━━ Working data ━━

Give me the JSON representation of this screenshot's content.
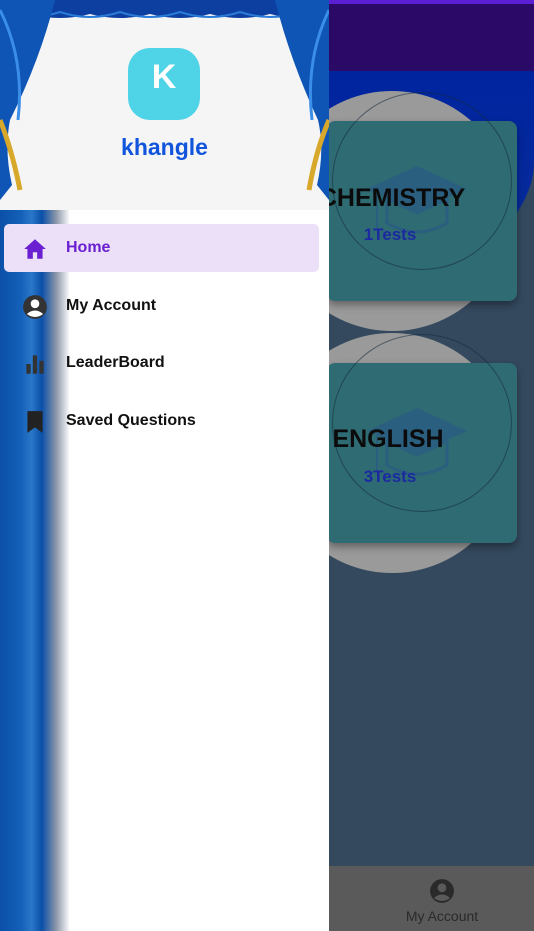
{
  "drawer": {
    "username": "khangle",
    "avatar_letter": "K",
    "menu": [
      {
        "label": "Home",
        "icon": "home-icon",
        "active": true
      },
      {
        "label": "My Account",
        "icon": "account-circle-icon",
        "active": false
      },
      {
        "label": "LeaderBoard",
        "icon": "leaderboard-icon",
        "active": false
      },
      {
        "label": "Saved Questions",
        "icon": "bookmark-icon",
        "active": false
      }
    ]
  },
  "subjects": [
    {
      "name": "CHEMISTRY",
      "count": "1Tests"
    },
    {
      "name": "ENGLISH",
      "count": "3Tests"
    }
  ],
  "bottom_nav": {
    "my_account_label": "My Account"
  },
  "colors": {
    "app_bar": "#2a0a66",
    "accent": "#6a1fd1",
    "active_item_bg": "#ecdff8",
    "username": "#1155dd",
    "avatar_bg": "#4fd3e6",
    "card_tile": "#2f6b73"
  }
}
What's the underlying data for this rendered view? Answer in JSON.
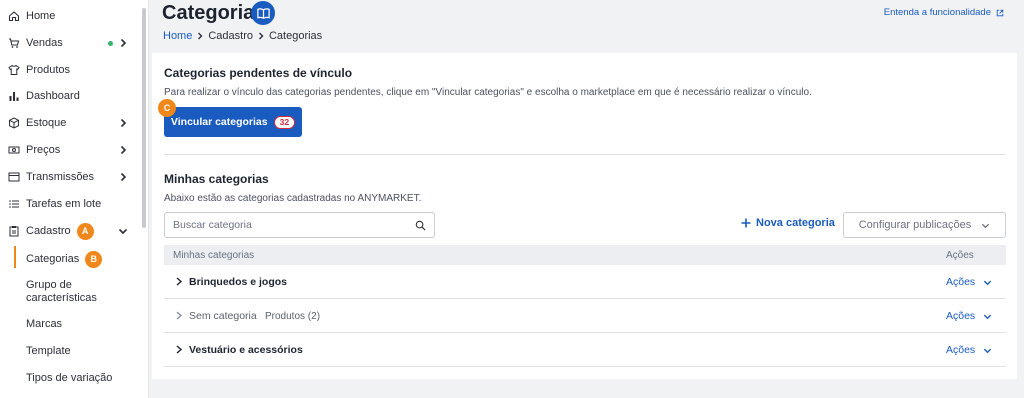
{
  "sidebar": {
    "items": [
      {
        "label": "Home",
        "icon": "home-icon"
      },
      {
        "label": "Vendas",
        "icon": "cart-icon"
      },
      {
        "label": "Produtos",
        "icon": "shirt-icon"
      },
      {
        "label": "Dashboard",
        "icon": "bar-chart-icon"
      },
      {
        "label": "Estoque",
        "icon": "box-icon"
      },
      {
        "label": "Preços",
        "icon": "money-icon"
      },
      {
        "label": "Transmissões",
        "icon": "window-icon"
      },
      {
        "label": "Tarefas em lote",
        "icon": "list-icon"
      },
      {
        "label": "Cadastro",
        "icon": "clipboard-icon"
      }
    ],
    "cadastro_badge": "A",
    "sub_items": [
      "Categorias",
      "Grupo de características",
      "Marcas",
      "Template",
      "Tipos de variação"
    ],
    "categorias_badge": "B",
    "vendas_status_color": "#32b36f",
    "active_color": "#e98a16"
  },
  "header": {
    "title": "Categorias",
    "learn_link": "Entenda a funcionalidade",
    "breadcrumb": [
      "Home",
      "Cadastro",
      "Categorias"
    ]
  },
  "pending": {
    "title": "Categorias pendentes de vínculo",
    "description": "Para realizar o vínculo das categorias pendentes, clique em \"Vincular categorias\" e escolha o marketplace em que é necessário realizar o vínculo.",
    "button_label": "Vincular categorias",
    "button_count": "32",
    "button_badge": "C"
  },
  "my_categories": {
    "title": "Minhas categorias",
    "description": "Abaixo estão as categorias cadastradas no ANYMARKET.",
    "search_placeholder": "Buscar categoria",
    "new_label": "Nova categoria",
    "config_label": "Configurar publicações",
    "columns": [
      "Minhas categorias",
      "Ações"
    ],
    "rows": [
      {
        "name": "Brinquedos e jogos",
        "extra": "",
        "actions": "Ações"
      },
      {
        "name": "Sem categoria",
        "extra": "Produtos (2)",
        "actions": "Ações"
      },
      {
        "name": "Vestuário e acessórios",
        "extra": "",
        "actions": "Ações"
      }
    ]
  },
  "colors": {
    "primary": "#1a5bbf",
    "badge": "#f0871a",
    "danger": "#d4283b"
  }
}
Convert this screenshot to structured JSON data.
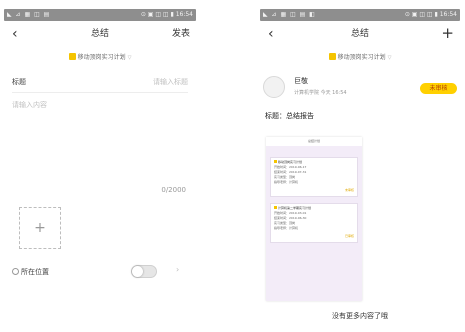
{
  "left": {
    "statusbar": {
      "left": "◣ ⊿ ▦ ◫ ▤",
      "right": "⊙ ▣ ◫ ◫ ▮ 16:54"
    },
    "nav": {
      "back": "‹",
      "title": "总结",
      "action": "发表"
    },
    "plan": {
      "label": "移动顶岗实习计划",
      "caret": "▽"
    },
    "form": {
      "title_label": "标题",
      "title_placeholder": "请输入标题",
      "content_placeholder": "请输入内容",
      "counter": "0/2000",
      "add_symbol": "+",
      "location_label": "所在位置",
      "location_arrow": "›"
    }
  },
  "right": {
    "statusbar": {
      "left": "◣ ⊿ ▦ ◫ ▤ ◧",
      "right": "⊙ ▣ ◫ ◫ ▮ 16:54"
    },
    "nav": {
      "back": "‹",
      "title": "总结",
      "action": "+"
    },
    "plan": {
      "label": "移动顶岗实习计划",
      "caret": "▽"
    },
    "post": {
      "user_name": "巨敬",
      "meta": "计算机学院   今天 16:54",
      "status": "未审核",
      "title": "标题：总结报告"
    },
    "thumbnail": {
      "header": "总结计划",
      "cards": [
        {
          "title": "移动顶岗实习计划",
          "lines": [
            "开始时间：2019-06-17",
            "结束时间：2019-07-31",
            "实习类型：顶岗",
            "指导老师：计算机"
          ],
          "status": "未审核"
        },
        {
          "title": "计算机第二学期实习计划",
          "lines": [
            "开始时间：2019-03-01",
            "结束时间：2019-06-30",
            "实习类型：顶岗",
            "指导老师：计算机"
          ],
          "status": "已审核"
        }
      ]
    },
    "footer": "没有更多内容了哦"
  },
  "colors": {
    "accent_yellow": "#ffd000",
    "status_text": "#b33b00",
    "statusbar": "#8e8e8e"
  }
}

━━━

Collect every line with the string "description" from the records, and copy each.

    "description": "Para realizar o vínculo das categorias pendentes, clique em \"Vincular categorias\" e escolha o marketplace em que é necessário realizar o vínculo.",
    "description": "Abaixo estão as categorias cadastradas no ANYMARKET.",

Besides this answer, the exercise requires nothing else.